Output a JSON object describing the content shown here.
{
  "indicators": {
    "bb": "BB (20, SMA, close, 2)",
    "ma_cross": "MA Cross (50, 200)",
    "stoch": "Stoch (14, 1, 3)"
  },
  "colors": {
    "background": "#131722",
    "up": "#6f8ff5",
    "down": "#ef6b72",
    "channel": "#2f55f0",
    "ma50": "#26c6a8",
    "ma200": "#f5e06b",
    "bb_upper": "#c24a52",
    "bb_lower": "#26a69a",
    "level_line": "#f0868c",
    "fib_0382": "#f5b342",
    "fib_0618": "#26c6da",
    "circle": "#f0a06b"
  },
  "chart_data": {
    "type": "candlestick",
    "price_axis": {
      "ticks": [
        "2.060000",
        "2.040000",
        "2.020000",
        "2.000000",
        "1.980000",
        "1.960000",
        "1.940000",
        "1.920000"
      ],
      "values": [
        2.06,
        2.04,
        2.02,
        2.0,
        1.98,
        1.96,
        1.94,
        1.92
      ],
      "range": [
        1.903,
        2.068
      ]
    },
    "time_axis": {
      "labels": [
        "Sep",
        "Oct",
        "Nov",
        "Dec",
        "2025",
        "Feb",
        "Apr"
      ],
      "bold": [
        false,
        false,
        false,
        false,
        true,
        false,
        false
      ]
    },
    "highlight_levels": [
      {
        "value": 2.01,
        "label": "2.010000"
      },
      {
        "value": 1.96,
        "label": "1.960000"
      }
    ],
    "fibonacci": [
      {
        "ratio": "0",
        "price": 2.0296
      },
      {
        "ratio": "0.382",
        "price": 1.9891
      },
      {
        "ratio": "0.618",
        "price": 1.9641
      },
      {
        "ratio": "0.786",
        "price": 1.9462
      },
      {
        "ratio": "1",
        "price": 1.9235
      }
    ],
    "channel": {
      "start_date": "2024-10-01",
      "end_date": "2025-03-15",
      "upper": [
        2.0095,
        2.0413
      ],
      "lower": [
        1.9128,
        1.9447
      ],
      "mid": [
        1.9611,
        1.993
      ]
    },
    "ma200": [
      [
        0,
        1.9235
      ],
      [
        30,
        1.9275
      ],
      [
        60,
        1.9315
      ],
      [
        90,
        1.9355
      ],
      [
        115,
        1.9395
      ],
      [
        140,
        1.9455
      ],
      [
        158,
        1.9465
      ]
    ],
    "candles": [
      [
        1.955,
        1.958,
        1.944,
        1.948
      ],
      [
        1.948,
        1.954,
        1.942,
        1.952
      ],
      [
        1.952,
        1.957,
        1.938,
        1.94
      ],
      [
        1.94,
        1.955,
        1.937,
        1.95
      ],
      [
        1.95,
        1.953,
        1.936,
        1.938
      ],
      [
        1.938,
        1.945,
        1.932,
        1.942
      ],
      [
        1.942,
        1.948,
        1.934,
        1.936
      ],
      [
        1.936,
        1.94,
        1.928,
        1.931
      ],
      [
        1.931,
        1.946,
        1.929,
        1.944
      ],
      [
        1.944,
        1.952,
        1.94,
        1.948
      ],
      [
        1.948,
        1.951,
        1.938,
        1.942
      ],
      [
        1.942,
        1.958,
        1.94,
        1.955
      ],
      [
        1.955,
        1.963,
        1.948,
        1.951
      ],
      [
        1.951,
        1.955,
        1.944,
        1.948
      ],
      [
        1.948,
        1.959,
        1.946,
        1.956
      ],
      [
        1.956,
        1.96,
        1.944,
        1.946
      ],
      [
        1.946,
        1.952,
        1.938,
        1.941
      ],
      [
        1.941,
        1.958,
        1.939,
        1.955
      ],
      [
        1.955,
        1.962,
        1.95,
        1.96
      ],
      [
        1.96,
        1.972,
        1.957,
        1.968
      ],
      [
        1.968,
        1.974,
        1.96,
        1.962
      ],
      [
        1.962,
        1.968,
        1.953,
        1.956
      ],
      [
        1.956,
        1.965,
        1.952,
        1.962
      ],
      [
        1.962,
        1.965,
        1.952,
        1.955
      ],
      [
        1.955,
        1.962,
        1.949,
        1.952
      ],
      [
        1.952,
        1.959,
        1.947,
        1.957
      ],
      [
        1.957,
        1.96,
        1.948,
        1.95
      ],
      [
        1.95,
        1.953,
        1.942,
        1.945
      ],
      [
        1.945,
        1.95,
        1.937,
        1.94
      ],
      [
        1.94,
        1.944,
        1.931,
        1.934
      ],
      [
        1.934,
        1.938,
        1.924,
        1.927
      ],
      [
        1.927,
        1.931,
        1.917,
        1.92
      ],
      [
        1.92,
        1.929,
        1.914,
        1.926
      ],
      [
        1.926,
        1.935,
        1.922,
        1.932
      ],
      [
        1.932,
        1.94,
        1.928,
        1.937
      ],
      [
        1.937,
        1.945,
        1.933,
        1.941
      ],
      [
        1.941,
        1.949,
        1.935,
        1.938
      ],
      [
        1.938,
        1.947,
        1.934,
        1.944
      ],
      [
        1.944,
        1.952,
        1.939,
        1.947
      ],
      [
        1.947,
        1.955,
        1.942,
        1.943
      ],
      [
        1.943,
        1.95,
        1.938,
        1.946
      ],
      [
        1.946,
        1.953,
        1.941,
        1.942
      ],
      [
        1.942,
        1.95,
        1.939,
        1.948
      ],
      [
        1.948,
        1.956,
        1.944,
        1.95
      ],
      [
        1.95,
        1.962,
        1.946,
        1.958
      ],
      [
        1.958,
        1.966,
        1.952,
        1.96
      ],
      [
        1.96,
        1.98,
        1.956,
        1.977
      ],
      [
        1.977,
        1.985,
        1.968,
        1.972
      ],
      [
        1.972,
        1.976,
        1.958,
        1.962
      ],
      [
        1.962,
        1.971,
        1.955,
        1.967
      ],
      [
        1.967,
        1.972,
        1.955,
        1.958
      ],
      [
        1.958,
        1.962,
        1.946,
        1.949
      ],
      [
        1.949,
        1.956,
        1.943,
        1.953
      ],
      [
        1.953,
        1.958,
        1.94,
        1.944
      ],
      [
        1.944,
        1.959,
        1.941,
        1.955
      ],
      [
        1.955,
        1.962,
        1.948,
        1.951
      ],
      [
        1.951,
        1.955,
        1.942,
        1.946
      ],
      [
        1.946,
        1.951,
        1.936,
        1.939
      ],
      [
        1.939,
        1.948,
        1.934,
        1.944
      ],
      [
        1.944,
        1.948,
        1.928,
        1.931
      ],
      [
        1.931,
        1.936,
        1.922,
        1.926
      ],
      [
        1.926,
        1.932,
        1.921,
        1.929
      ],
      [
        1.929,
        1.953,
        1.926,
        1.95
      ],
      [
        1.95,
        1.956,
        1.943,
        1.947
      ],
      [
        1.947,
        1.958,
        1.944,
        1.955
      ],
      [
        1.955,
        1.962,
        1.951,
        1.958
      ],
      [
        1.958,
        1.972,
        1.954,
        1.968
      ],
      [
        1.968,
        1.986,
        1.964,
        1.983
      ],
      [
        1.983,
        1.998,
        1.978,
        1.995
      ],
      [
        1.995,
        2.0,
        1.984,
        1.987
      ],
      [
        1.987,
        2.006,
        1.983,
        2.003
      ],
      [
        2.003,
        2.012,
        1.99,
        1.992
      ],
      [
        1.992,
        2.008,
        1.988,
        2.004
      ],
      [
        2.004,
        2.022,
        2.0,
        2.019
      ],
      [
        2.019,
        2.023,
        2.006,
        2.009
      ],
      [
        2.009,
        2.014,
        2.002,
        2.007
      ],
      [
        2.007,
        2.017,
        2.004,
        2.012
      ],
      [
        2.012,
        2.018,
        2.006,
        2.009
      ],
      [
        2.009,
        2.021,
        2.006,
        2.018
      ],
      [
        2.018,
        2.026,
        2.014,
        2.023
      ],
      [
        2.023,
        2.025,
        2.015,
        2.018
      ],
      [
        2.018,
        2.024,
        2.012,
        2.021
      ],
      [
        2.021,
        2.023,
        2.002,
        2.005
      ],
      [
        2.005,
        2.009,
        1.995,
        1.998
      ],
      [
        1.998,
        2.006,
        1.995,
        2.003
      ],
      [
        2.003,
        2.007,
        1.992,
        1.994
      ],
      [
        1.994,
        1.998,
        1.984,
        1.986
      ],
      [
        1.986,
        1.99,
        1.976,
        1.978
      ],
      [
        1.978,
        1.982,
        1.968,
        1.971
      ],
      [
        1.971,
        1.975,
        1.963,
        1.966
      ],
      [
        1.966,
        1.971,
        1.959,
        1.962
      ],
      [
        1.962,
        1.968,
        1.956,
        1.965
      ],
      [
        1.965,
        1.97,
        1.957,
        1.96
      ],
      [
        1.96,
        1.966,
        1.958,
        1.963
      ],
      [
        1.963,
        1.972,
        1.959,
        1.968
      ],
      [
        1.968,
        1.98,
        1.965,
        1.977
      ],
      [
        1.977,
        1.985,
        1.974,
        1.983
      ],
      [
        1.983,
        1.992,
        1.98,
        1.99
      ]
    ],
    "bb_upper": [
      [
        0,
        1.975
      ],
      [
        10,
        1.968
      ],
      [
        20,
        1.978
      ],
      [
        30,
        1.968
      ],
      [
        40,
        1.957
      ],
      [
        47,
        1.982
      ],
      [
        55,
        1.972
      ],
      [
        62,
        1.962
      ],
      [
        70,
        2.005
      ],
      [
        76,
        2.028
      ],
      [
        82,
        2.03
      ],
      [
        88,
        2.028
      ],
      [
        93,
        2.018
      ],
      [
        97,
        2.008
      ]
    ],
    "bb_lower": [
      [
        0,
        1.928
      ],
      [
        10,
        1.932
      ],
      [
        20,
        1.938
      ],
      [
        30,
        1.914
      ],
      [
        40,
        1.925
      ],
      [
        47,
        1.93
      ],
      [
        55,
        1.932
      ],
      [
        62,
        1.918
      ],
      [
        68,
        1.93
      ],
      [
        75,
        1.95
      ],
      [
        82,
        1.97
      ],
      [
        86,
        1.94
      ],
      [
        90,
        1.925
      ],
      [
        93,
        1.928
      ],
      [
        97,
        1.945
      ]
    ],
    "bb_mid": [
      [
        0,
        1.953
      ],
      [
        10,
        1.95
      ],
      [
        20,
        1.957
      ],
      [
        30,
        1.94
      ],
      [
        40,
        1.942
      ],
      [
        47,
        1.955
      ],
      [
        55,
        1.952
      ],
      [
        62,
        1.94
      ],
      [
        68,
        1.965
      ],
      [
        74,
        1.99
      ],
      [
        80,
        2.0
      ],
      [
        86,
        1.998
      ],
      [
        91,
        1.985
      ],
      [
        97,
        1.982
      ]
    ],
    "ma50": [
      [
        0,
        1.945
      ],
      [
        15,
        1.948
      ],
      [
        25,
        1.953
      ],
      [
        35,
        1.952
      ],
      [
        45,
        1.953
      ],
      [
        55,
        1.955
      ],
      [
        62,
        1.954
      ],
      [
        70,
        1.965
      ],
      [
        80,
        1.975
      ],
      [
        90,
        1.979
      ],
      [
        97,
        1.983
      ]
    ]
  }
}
★ ★ ★ ★ ★ ★ ★
◆ Given problem: Return all the lines that contain the string "ratio".

◆ Output for this task:
        "ratio": "0",
        "ratio": "0.382",
        "ratio": "0.618",
        "ratio": "0.786",
        "ratio": "1",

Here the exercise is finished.